- [Work to do]: Pull every "propices" line out of the data below.

------ Provided entries

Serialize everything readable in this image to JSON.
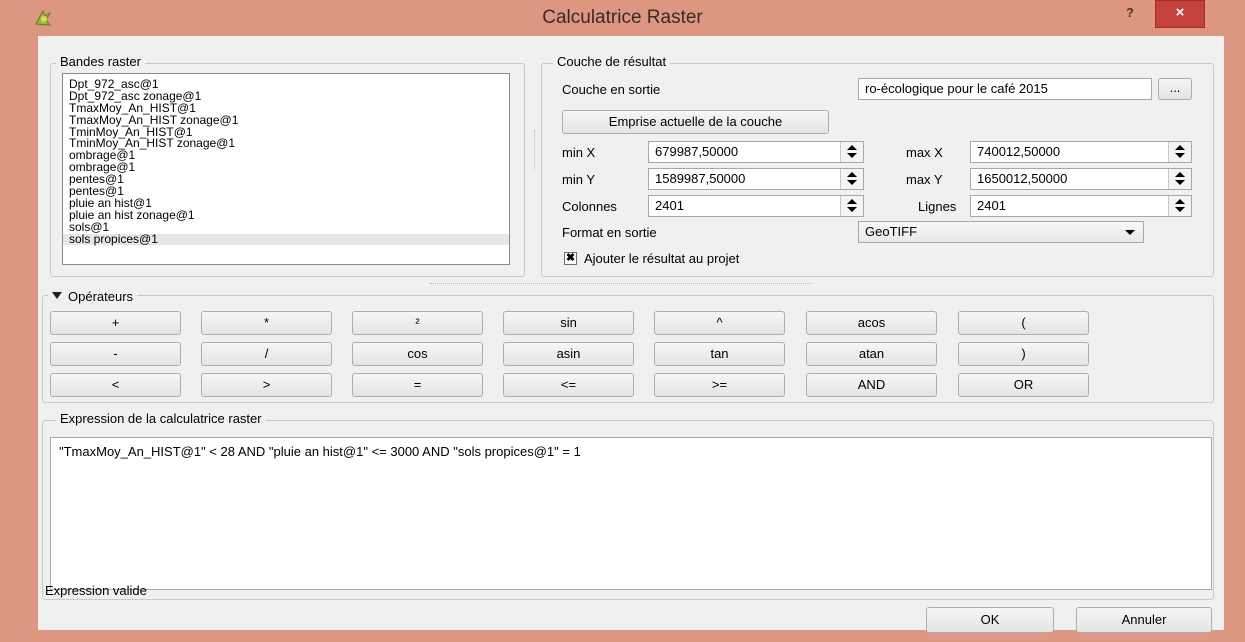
{
  "window": {
    "title": "Calculatrice Raster",
    "help_label": "?",
    "close_label": "×"
  },
  "bands": {
    "group_label": "Bandes raster",
    "items": [
      "Dpt_972_asc@1",
      "Dpt_972_asc zonage@1",
      "TmaxMoy_An_HIST@1",
      "TmaxMoy_An_HIST zonage@1",
      "TminMoy_An_HIST@1",
      "TminMoy_An_HIST zonage@1",
      "ombrage@1",
      "ombrage@1",
      "pentes@1",
      "pentes@1",
      "pluie an hist@1",
      "pluie an hist zonage@1",
      "sols@1",
      "sols propices@1"
    ],
    "selected_index": 13
  },
  "result": {
    "group_label": "Couche de résultat",
    "output_layer_label": "Couche en sortie",
    "output_layer_value": "ro-écologique pour le café 2015",
    "browse_label": "...",
    "extent_button": "Emprise actuelle de la couche",
    "min_x_label": "min X",
    "min_x_value": "679987,50000",
    "max_x_label": "max X",
    "max_x_value": "740012,50000",
    "min_y_label": "min Y",
    "min_y_value": "1589987,50000",
    "max_y_label": "max Y",
    "max_y_value": "1650012,50000",
    "columns_label": "Colonnes",
    "columns_value": "2401",
    "rows_label": "Lignes",
    "rows_value": "2401",
    "format_label": "Format en sortie",
    "format_value": "GeoTIFF",
    "add_to_project_label": "Ajouter le résultat au projet",
    "add_to_project_checked": true
  },
  "operators": {
    "group_label": "Opérateurs",
    "rows": [
      [
        "+",
        "*",
        "²",
        "sin",
        "^",
        "acos",
        "("
      ],
      [
        "-",
        "/",
        "cos",
        "asin",
        "tan",
        "atan",
        ")"
      ],
      [
        "<",
        ">",
        "=",
        "<=",
        ">=",
        "AND",
        "OR"
      ]
    ]
  },
  "expression": {
    "group_label": "Expression de la calculatrice raster",
    "text": "\"TmaxMoy_An_HIST@1\" < 28 AND \"pluie an hist@1\" <= 3000 AND \"sols propices@1\" = 1",
    "status": "Expression valide"
  },
  "footer": {
    "ok_label": "OK",
    "cancel_label": "Annuler"
  }
}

------------

- [Solution below]:
      "sols propices@1"
    "text": "\"TmaxMoy_An_HIST@1\" < 28 AND \"pluie an hist@1\" <= 3000 AND \"sols propices@1\" = 1",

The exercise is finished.